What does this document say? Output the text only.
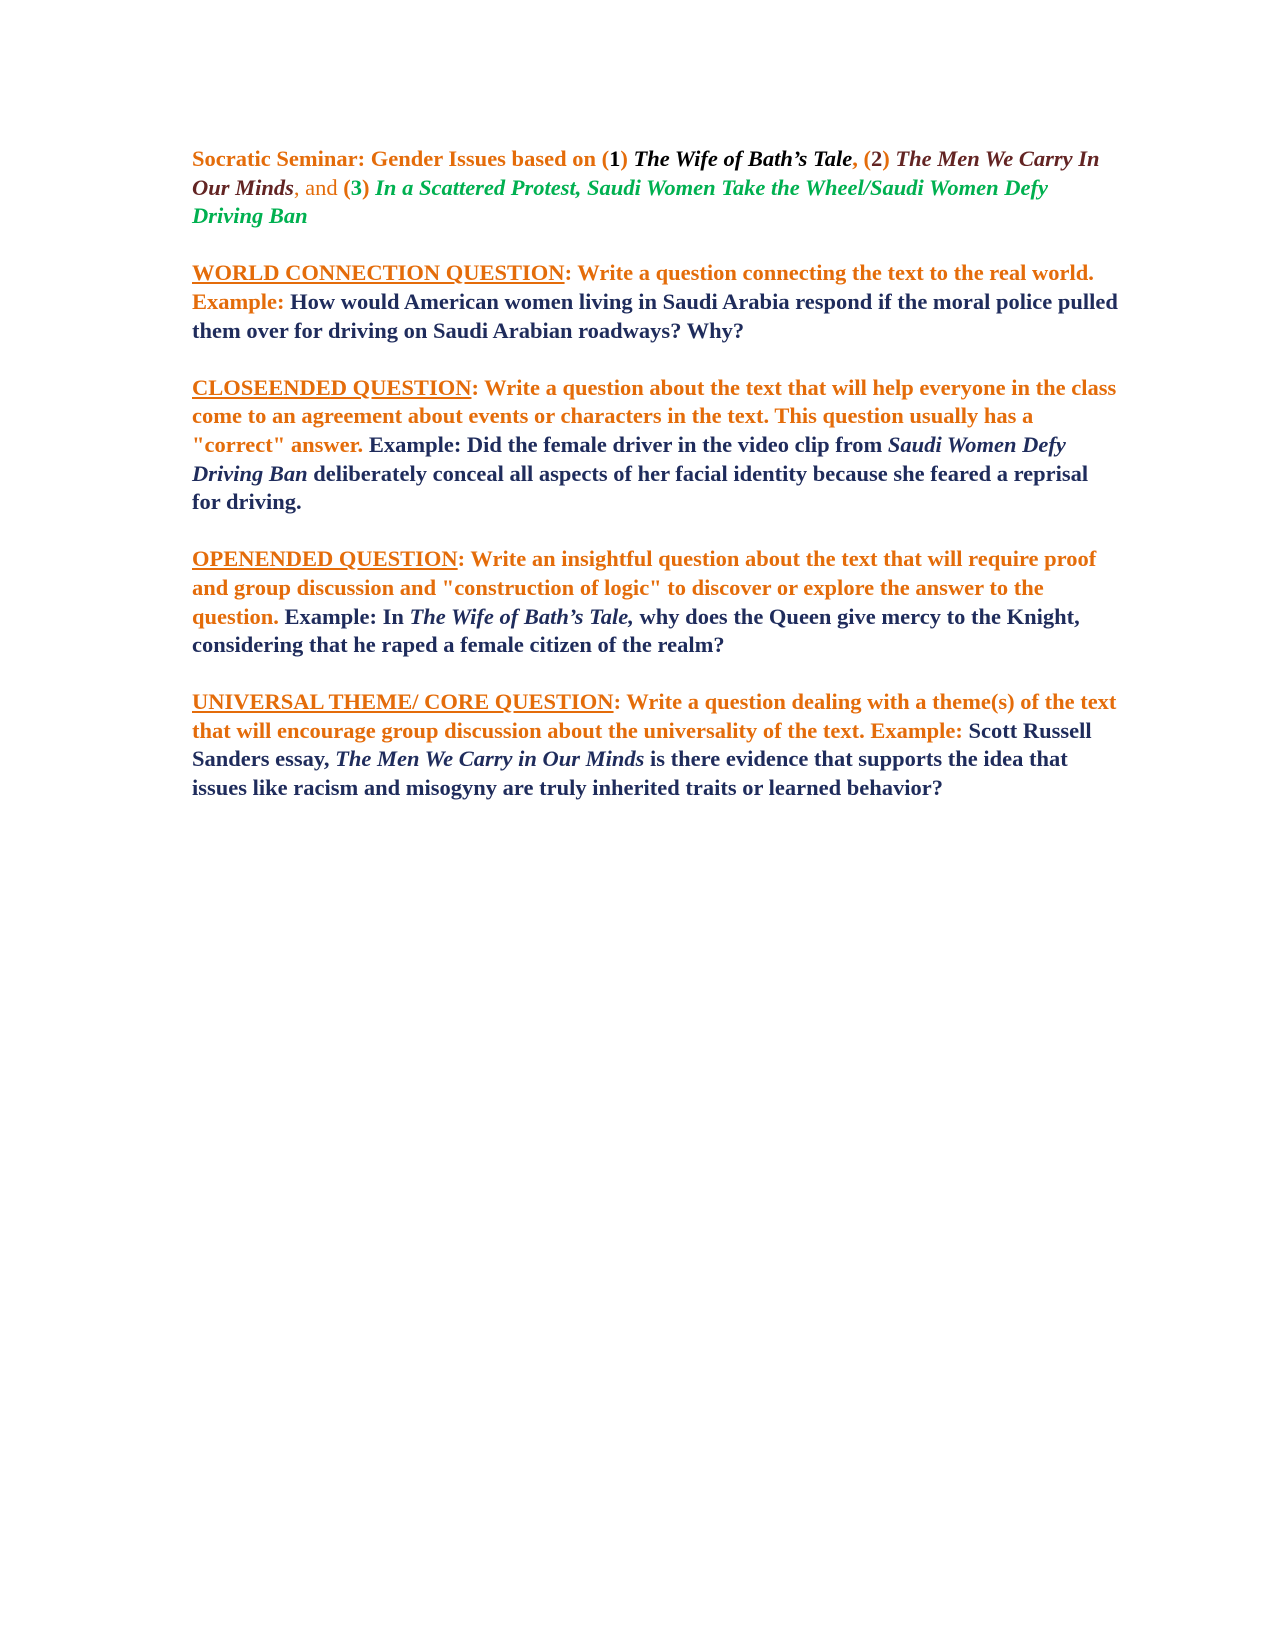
Socratic Seminar: Gender Issues based on (1) The Wife of Bath’s Tale, (2) The Men We Carry In Our Minds, and (3) In a Scattered Protest, Saudi Women Take the Wheel/Saudi Women Defy Driving Ban

WORLD CONNECTION QUESTION: Write a question connecting the text to the real world. Example: How would American women living in Saudi Arabia respond if the moral police pulled them over for driving on Saudi Arabian roadways? Why?

CLOSEENDED QUESTION: Write a question about the text that will help everyone in the class come to an agreement about events or characters in the text. This question usually has a "correct" answer. Example: Did the female driver in the video clip from Saudi Women Defy Driving Ban deliberately conceal all aspects of her facial identity because she feared a reprisal for driving.

OPENENDED QUESTION: Write an insightful question about the text that will require proof and group discussion and "construction of logic" to discover or explore the answer to the question. Example: In The Wife of Bath’s Tale, why does the Queen give mercy to the Knight, considering that he raped a female citizen of the realm?

UNIVERSAL THEME/ CORE QUESTION: Write a question dealing with a theme(s) of the text that will encourage group discussion about the universality of the text. Example: Scott Russell Sanders essay, The Men We Carry in Our Minds is there evidence that supports the idea that issues like racism and misogyny are truly inherited traits or learned behavior?
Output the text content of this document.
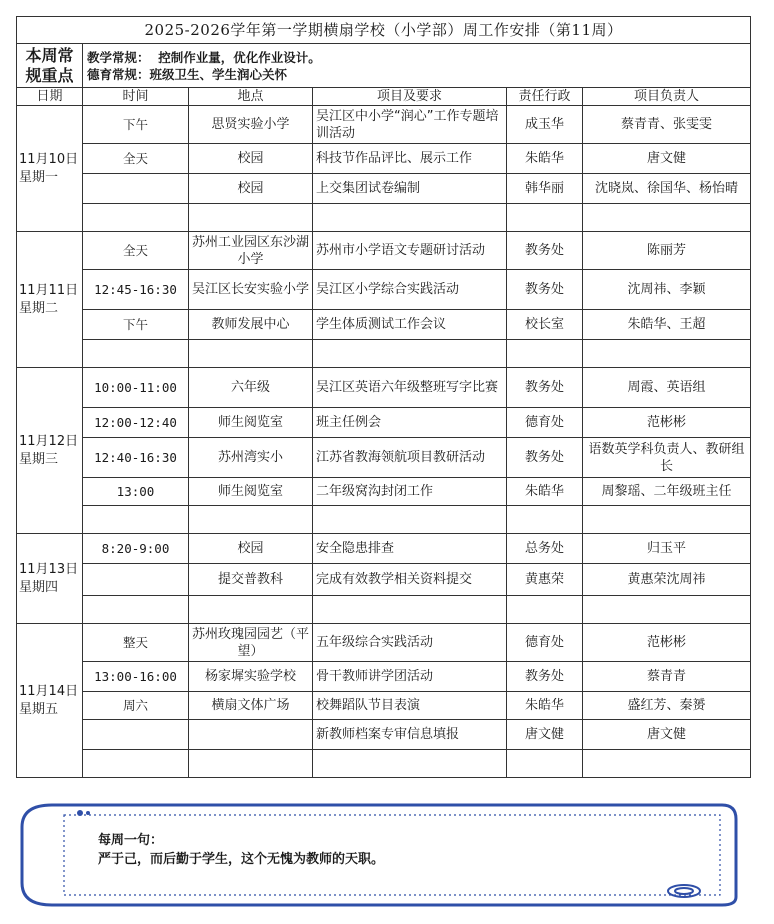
2025-2026学年第一学期横扇学校（小学部）周工作安排（第11周）					
本周常规重点	教学常规： 控制作业量，优化作业设计。
德育常规：班级卫生、学生润心关怀				

日期	时间	地点	项目及要求	责任行政	项目负责人

11月10日
星期一	下午	思贤实验小学	吴江区中小学“润心”工作专题培训活动	成玉华	蔡青青、张雯雯
	全天	校园	科技节作品评比、展示工作	朱皓华	唐文健
		校园	上交集团试卷编制	韩华丽	沈晓岚、徐国华、杨怡晴

11月11日
星期二	全天	苏州工业园区东沙湖小学	苏州市小学语文专题研讨活动	教务处	陈丽芳
	12:45-16:30	吴江区长安实验小学	吴江区小学综合实践活动	教务处	沈周祎、李颖
	下午	教师发展中心	学生体质测试工作会议	校长室	朱皓华、王超

11月12日
星期三	10:00-11:00	六年级	吴江区英语六年级整班写字比赛	教务处	周霞、英语组
	12:00-12:40	师生阅览室	班主任例会	德育处	范彬彬
	12:40-16:30	苏州湾实小	江苏省教海领航项目教研活动	教务处	语数英学科负责人、教研组长
	13:00	师生阅览室	二年级窝沟封闭工作	朱皓华	周黎瑶、二年级班主任

11月13日
星期四	8:20-9:00	校园	安全隐患排查	总务处	归玉平
		提交普教科	完成有效教学相关资料提交	黄惠荣	黄惠荣沈周祎

11月14日
星期五	整天	苏州玫瑰园园艺（平望）	五年级综合实践活动	德育处	范彬彬
	13:00-16:00	杨家墀实验学校	骨干教师讲学团活动	教务处	蔡青青
	周六	横扇文体广场	校舞蹈队节目表演	朱皓华	盛红芳、秦赟
			新教师档案专审信息填报	唐文健	唐文健

每周一句：
严于己，而后勤于学生，这个无愧为教师的天职。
☆ ☆ ☆ ☆ ☆
__Written task__:
Only the lines from the one that holds "Output the text content of this document." through the end of the records above should be printed again, exactly as they are. Leave out the pictures.

__Task response__:
Output the text content of this document.
2025-2026学年第一学期横扇学校（小学部）周工作安排（第11周）					
本周常规重点	教学常规： 控制作业量，优化作业设计。
德育常规：班级卫生、学生润心关怀				

日期	时间	地点	项目及要求	责任行政	项目负责人

11月10日
星期一	下午	思贤实验小学	吴江区中小学“润心”工作专题培训活动	成玉华	蔡青青、张雯雯
	全天	校园	科技节作品评比、展示工作	朱皓华	唐文健
		校园	上交集团试卷编制	韩华丽	沈晓岚、徐国华、杨怡晴

11月11日
星期二	全天	苏州工业园区东沙湖小学	苏州市小学语文专题研讨活动	教务处	陈丽芳
	12:45-16:30	吴江区长安实验小学	吴江区小学综合实践活动	教务处	沈周祎、李颖
	下午	教师发展中心	学生体质测试工作会议	校长室	朱皓华、王超

11月12日
星期三	10:00-11:00	六年级	吴江区英语六年级整班写字比赛	教务处	周霞、英语组
	12:00-12:40	师生阅览室	班主任例会	德育处	范彬彬
	12:40-16:30	苏州湾实小	江苏省教海领航项目教研活动	教务处	语数英学科负责人、教研组长
	13:00	师生阅览室	二年级窝沟封闭工作	朱皓华	周黎瑶、二年级班主任

11月13日
星期四	8:20-9:00	校园	安全隐患排查	总务处	归玉平
		提交普教科	完成有效教学相关资料提交	黄惠荣	黄惠荣沈周祎

11月14日
星期五	整天	苏州玫瑰园园艺（平望）	五年级综合实践活动	德育处	范彬彬
	13:00-16:00	杨家墀实验学校	骨干教师讲学团活动	教务处	蔡青青
	周六	横扇文体广场	校舞蹈队节目表演	朱皓华	盛红芳、秦赟
			新教师档案专审信息填报	唐文健	唐文健

每周一句：
严于己，而后勤于学生，这个无愧为教师的天职。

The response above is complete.